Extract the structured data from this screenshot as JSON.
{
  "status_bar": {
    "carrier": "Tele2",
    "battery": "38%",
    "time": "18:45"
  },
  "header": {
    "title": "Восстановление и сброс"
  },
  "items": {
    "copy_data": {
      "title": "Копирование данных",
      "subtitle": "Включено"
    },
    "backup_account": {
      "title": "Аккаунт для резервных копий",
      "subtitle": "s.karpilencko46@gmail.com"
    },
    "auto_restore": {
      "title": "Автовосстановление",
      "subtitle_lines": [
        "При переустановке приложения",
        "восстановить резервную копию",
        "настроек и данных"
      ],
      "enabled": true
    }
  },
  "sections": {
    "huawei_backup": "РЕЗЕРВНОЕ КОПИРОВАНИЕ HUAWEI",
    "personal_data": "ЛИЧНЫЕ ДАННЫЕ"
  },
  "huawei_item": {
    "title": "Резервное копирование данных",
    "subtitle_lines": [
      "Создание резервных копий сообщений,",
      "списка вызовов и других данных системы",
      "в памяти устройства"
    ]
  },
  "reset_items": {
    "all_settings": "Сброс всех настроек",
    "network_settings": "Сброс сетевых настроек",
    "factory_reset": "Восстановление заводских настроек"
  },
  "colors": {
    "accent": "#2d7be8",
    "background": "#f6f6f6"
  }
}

Aim of the exercise -> Where a line above contains the word "резервных", copy that line.

Exercise solution ->
      "title": "Аккаунт для резервных копий",
      "Создание резервных копий сообщений,",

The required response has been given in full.